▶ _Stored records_
# # # # #
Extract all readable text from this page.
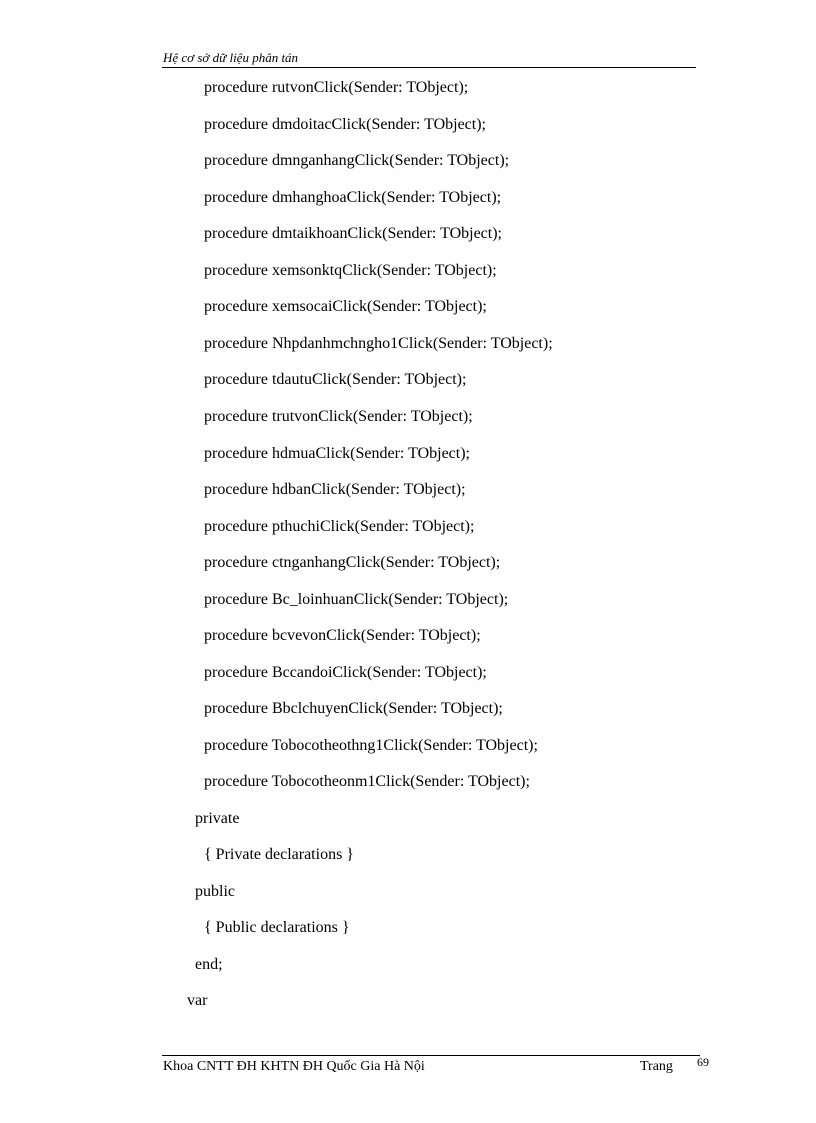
Hệ cơ sở dữ liệu phân tán
procedure rutvonClick(Sender: TObject);
procedure dmdoitacClick(Sender: TObject);
procedure dmnganhangClick(Sender: TObject);
procedure dmhanghoaClick(Sender: TObject);
procedure dmtaikhoanClick(Sender: TObject);
procedure xemsonktqClick(Sender: TObject);
procedure xemsocaiClick(Sender: TObject);
procedure Nhpdanhmchngho1Click(Sender: TObject);
procedure tdautuClick(Sender: TObject);
procedure trutvonClick(Sender: TObject);
procedure hdmuaClick(Sender: TObject);
procedure hdbanClick(Sender: TObject);
procedure pthuchiClick(Sender: TObject);
procedure ctnganhangClick(Sender: TObject);
procedure Bc_loinhuanClick(Sender: TObject);
procedure bcvevonClick(Sender: TObject);
procedure BccandoiClick(Sender: TObject);
procedure BbclchuyenClick(Sender: TObject);
procedure Tobocotheothng1Click(Sender: TObject);
procedure Tobocotheonm1Click(Sender: TObject);
private
{ Private declarations }
public
{ Public declarations }
end;
var
Khoa CNTT ĐH KHTN ĐH Quốc Gia Hà Nội	Trang 69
# # # # #
▶ _EXERCISE PROMPT_
Collect each line containing the string "declarations".

▶ _SOLUTION TO THE PROBLEM_
{ Private declarations }
{ Public declarations }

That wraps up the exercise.